* **WORK REQUIRED**:
Transcribe the entries below exactly; leave every image out.

* **LISTED ENTRIES**:
╭──

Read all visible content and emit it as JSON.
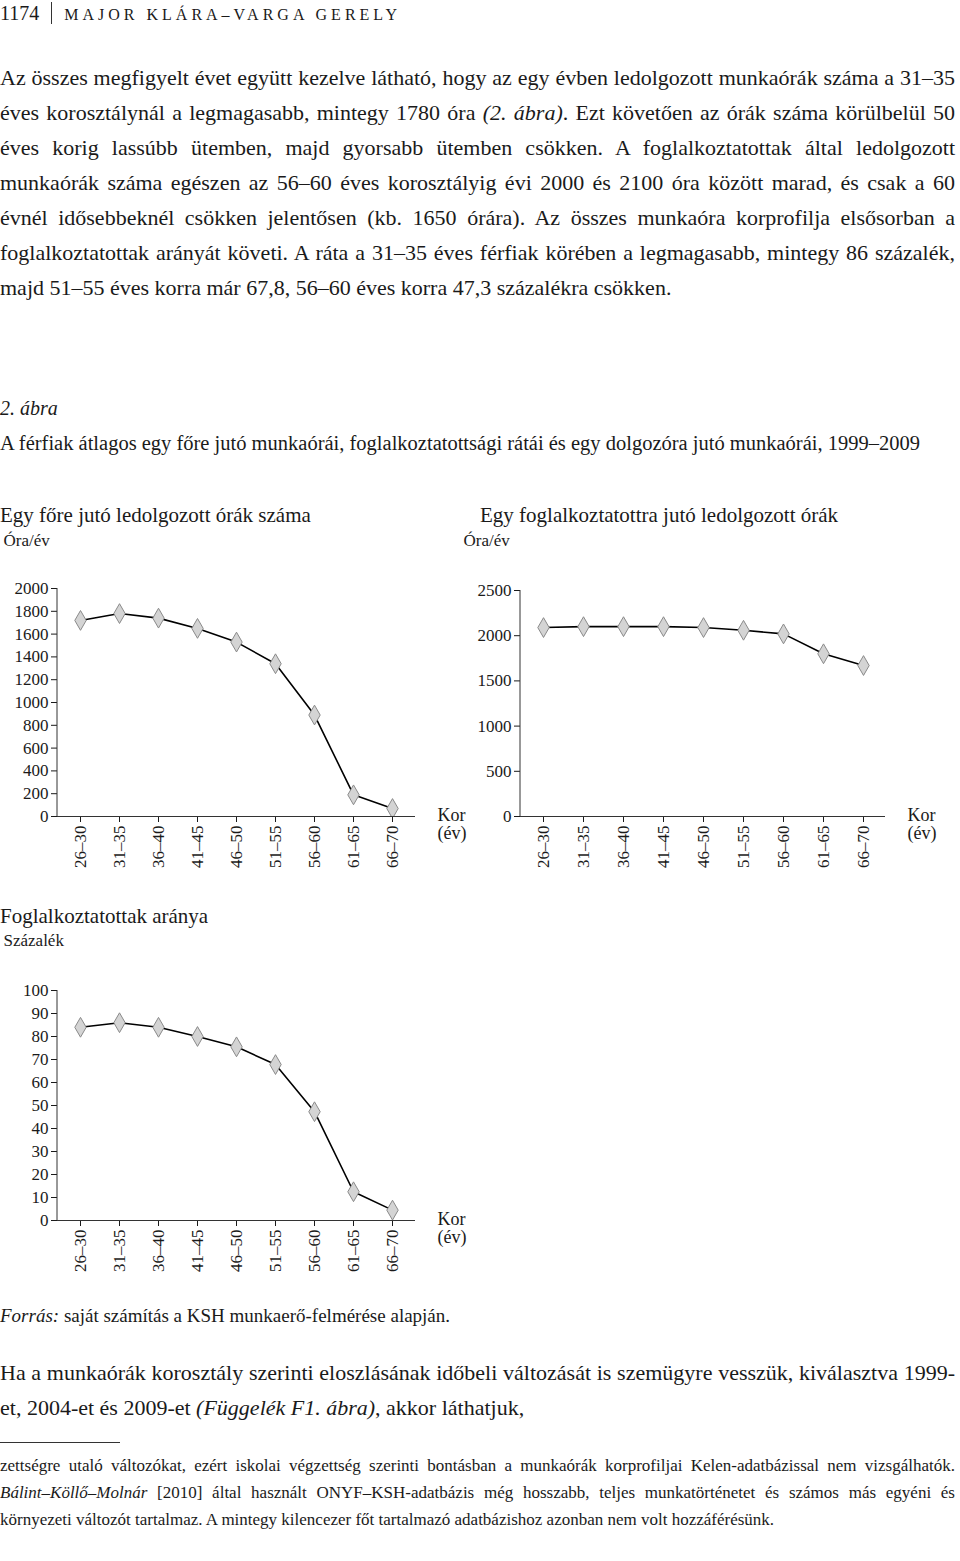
{
  "header": {
    "page": "1174",
    "authors": "MAJOR KLÁRA–VARGA GERELY"
  },
  "paragraph_1": [
    {
      "text": "Az összes megfigyelt évet együtt kezelve látható, hogy az egy évben ledolgozott munkaórák száma a 31–35 éves korosztálynál a legmagasabb, mintegy 1780 óra ",
      "italic": false
    },
    {
      "text": "(2. ábra)",
      "italic": true
    },
    {
      "text": ". Ezt követően az órák száma körülbelül 50 éves korig lassúbb ütemben, majd gyorsabb ütemben csökken. A foglalkoztatottak által ledolgozott munkaórák száma egészen az 56–60 éves korosztályig évi 2000 és 2100 óra között marad, és csak a 60 évnél idősebbeknél csökken jelentősen (kb. 1650 órára). Az összes munkaóra korprofilja elsősorban a foglalkoztatottak arányát követi. A ráta a 31–35 éves férfiak körében a legmagasabb, mintegy 86 százalék, majd 51–55 éves korra már 67,8, 56–60 éves korra 47,3 százalékra csökken.",
      "italic": false
    }
  ],
  "figure": {
    "label": "2. ábra",
    "caption": "A férfiak átlagos egy főre jutó munkaórái, foglalkoztatottsági rátái és egy dolgozóra jutó munkaórái, 1999–2009",
    "source": [
      {
        "text": "Forrás:",
        "italic": true
      },
      {
        "text": " saját számítás a KSH munkaerő-felmérése alapján.",
        "italic": false
      }
    ]
  },
  "chart_data": [
    {
      "type": "line",
      "title": "Egy főre jutó ledolgozott órák száma",
      "y_label": "Óra/év",
      "x_label": "Kor (év)",
      "categories": [
        "26–30",
        "31–35",
        "36–40",
        "41–45",
        "46–50",
        "51–55",
        "56–60",
        "61–65",
        "66–70"
      ],
      "values": [
        1720,
        1780,
        1740,
        1650,
        1530,
        1340,
        890,
        190,
        70
      ],
      "ylim": [
        0,
        2000
      ],
      "yticks": [
        0,
        200,
        400,
        600,
        800,
        1000,
        1200,
        1400,
        1600,
        1800,
        2000
      ],
      "color": "#000000",
      "marker": "diamond",
      "grid": false
    },
    {
      "type": "line",
      "title": "Egy foglalkoztatottra jutó ledolgozott órák",
      "y_label": "Óra/év",
      "x_label": "Kor (év)",
      "categories": [
        "26–30",
        "31–35",
        "36–40",
        "41–45",
        "46–50",
        "51–55",
        "56–60",
        "61–65",
        "66–70"
      ],
      "values": [
        2090,
        2100,
        2100,
        2100,
        2090,
        2060,
        2020,
        1800,
        1670
      ],
      "ylim": [
        0,
        2500
      ],
      "yticks": [
        0,
        500,
        1000,
        1500,
        2000,
        2500
      ],
      "color": "#000000",
      "marker": "diamond",
      "grid": false
    },
    {
      "type": "line",
      "title": "Foglalkoztatottak aránya",
      "y_label": "Százalék",
      "x_label": "Kor (év)",
      "categories": [
        "26–30",
        "31–35",
        "36–40",
        "41–45",
        "46–50",
        "51–55",
        "56–60",
        "61–65",
        "66–70"
      ],
      "values": [
        84,
        86,
        84,
        80,
        75.5,
        67.8,
        47.3,
        12.5,
        4.5
      ],
      "ylim": [
        0,
        100
      ],
      "yticks": [
        0,
        10,
        20,
        30,
        40,
        50,
        60,
        70,
        80,
        90,
        100
      ],
      "color": "#000000",
      "marker": "diamond",
      "grid": false
    }
  ],
  "paragraph_2": [
    {
      "text": "Ha a munkaórák korosztály szerinti eloszlásának időbeli változását is szemügyre vesszük, kiválasztva 1999-et, 2004-et és 2009-et ",
      "italic": false
    },
    {
      "text": "(Függelék F1. ábra)",
      "italic": true
    },
    {
      "text": ", akkor láthatjuk,",
      "italic": false
    }
  ],
  "footnote": [
    {
      "text": "zettségre utaló változókat, ezért iskolai végzettség szerinti bontásban a munkaórák korprofiljai Kelen-adatbázissal nem vizsgálhatók. ",
      "italic": false
    },
    {
      "text": "Bálint–Köllő–Molnár",
      "italic": true
    },
    {
      "text": " [2010] által használt ONYF–KSH-adatbázis még hosszabb, teljes munkatörténetet és számos más egyéni és környezeti változót tartalmaz. A mintegy kilencezer főt tartalmazó adatbázishoz azonban nem volt hozzáférésünk.",
      "italic": false
    }
  ]
}
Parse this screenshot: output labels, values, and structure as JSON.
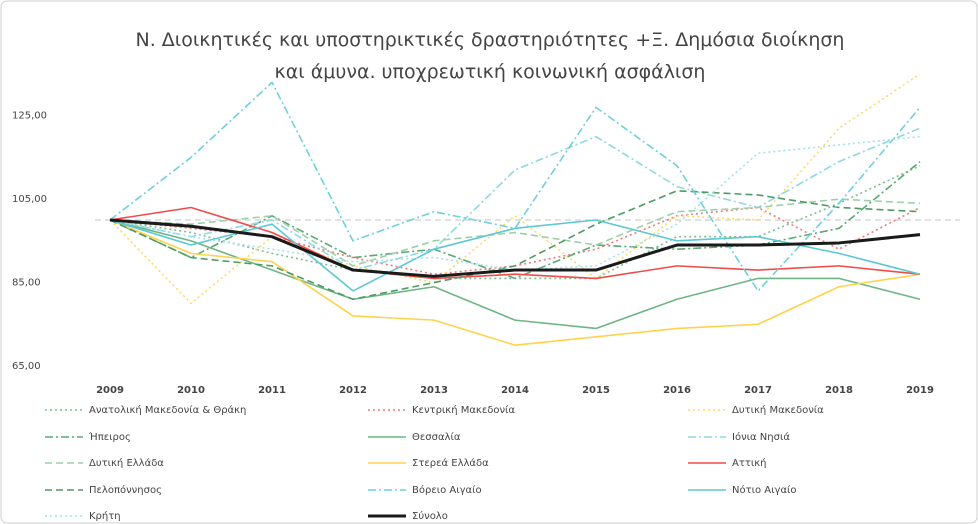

╰──

* **EXPECTED OUTPUT**:
Read all visible content and emit it as JSON.
{
  "header": {
    "page": "1174",
    "authors": "MAJOR KLÁRA–VARGA GERELY"
  },
  "paragraph_1": [
    {
      "text": "Az összes megfigyelt évet együtt kezelve látható, hogy az egy évben ledolgozott munkaórák száma a 31–35 éves korosztálynál a legmagasabb, mintegy 1780 óra ",
      "italic": false
    },
    {
      "text": "(2. ábra)",
      "italic": true
    },
    {
      "text": ". Ezt követően az órák száma körülbelül 50 éves korig lassúbb ütemben, majd gyorsabb ütemben csökken. A foglalkoztatottak által ledolgozott munkaórák száma egészen az 56–60 éves korosztályig évi 2000 és 2100 óra között marad, és csak a 60 évnél idősebbeknél csökken jelentősen (kb. 1650 órára). Az összes munkaóra korprofilja elsősorban a foglalkoztatottak arányát követi. A ráta a 31–35 éves férfiak körében a legmagasabb, mintegy 86 százalék, majd 51–55 éves korra már 67,8, 56–60 éves korra 47,3 százalékra csökken.",
      "italic": false
    }
  ],
  "figure": {
    "label": "2. ábra",
    "caption": "A férfiak átlagos egy főre jutó munkaórái, foglalkoztatottsági rátái és egy dolgozóra jutó munkaórái, 1999–2009",
    "source": [
      {
        "text": "Forrás:",
        "italic": true
      },
      {
        "text": " saját számítás a KSH munkaerő-felmérése alapján.",
        "italic": false
      }
    ]
  },
  "chart_data": [
    {
      "type": "line",
      "title": "Egy főre jutó ledolgozott órák száma",
      "y_label": "Óra/év",
      "x_label": "Kor (év)",
      "categories": [
        "26–30",
        "31–35",
        "36–40",
        "41–45",
        "46–50",
        "51–55",
        "56–60",
        "61–65",
        "66–70"
      ],
      "values": [
        1720,
        1780,
        1740,
        1650,
        1530,
        1340,
        890,
        190,
        70
      ],
      "ylim": [
        0,
        2000
      ],
      "yticks": [
        0,
        200,
        400,
        600,
        800,
        1000,
        1200,
        1400,
        1600,
        1800,
        2000
      ],
      "color": "#000000",
      "marker": "diamond",
      "grid": false
    },
    {
      "type": "line",
      "title": "Egy foglalkoztatottra jutó ledolgozott órák",
      "y_label": "Óra/év",
      "x_label": "Kor (év)",
      "categories": [
        "26–30",
        "31–35",
        "36–40",
        "41–45",
        "46–50",
        "51–55",
        "56–60",
        "61–65",
        "66–70"
      ],
      "values": [
        2090,
        2100,
        2100,
        2100,
        2090,
        2060,
        2020,
        1800,
        1670
      ],
      "ylim": [
        0,
        2500
      ],
      "yticks": [
        0,
        500,
        1000,
        1500,
        2000,
        2500
      ],
      "color": "#000000",
      "marker": "diamond",
      "grid": false
    },
    {
      "type": "line",
      "title": "Foglalkoztatottak aránya",
      "y_label": "Százalék",
      "x_label": "Kor (év)",
      "categories": [
        "26–30",
        "31–35",
        "36–40",
        "41–45",
        "46–50",
        "51–55",
        "56–60",
        "61–65",
        "66–70"
      ],
      "values": [
        84,
        86,
        84,
        80,
        75.5,
        67.8,
        47.3,
        12.5,
        4.5
      ],
      "ylim": [
        0,
        100
      ],
      "yticks": [
        0,
        10,
        20,
        30,
        40,
        50,
        60,
        70,
        80,
        90,
        100
      ],
      "color": "#000000",
      "marker": "diamond",
      "grid": false
    }
  ],
  "paragraph_2": [
    {
      "text": "Ha a munkaórák korosztály szerinti eloszlásának időbeli változását is szemügyre vesszük, kiválasztva 1999-et, 2004-et és 2009-et ",
      "italic": false
    },
    {
      "text": "(Függelék F1. ábra)",
      "italic": true
    },
    {
      "text": ", akkor láthatjuk,",
      "italic": false
    }
  ],
  "footnote": [
    {
      "text": "zettségre utaló változókat, ezért iskolai végzettség szerinti bontásban a munkaórák korprofiljai Kelen-adatbázissal nem vizsgálhatók. ",
      "italic": false
    },
    {
      "text": "Bálint–Köllő–Molnár",
      "italic": true
    },
    {
      "text": " [2010] által használt ONYF–KSH-adatbázis még hosszabb, teljes munkatörténetet és számos más egyéni és környezeti változót tartalmaz. A mintegy kilencezer főt tartalmazó adatbázishoz azonban nem volt hozzáférésünk.",
      "italic": false
    }
  ]
}
Parse this screenshot: output labels, values, and structure as JSON.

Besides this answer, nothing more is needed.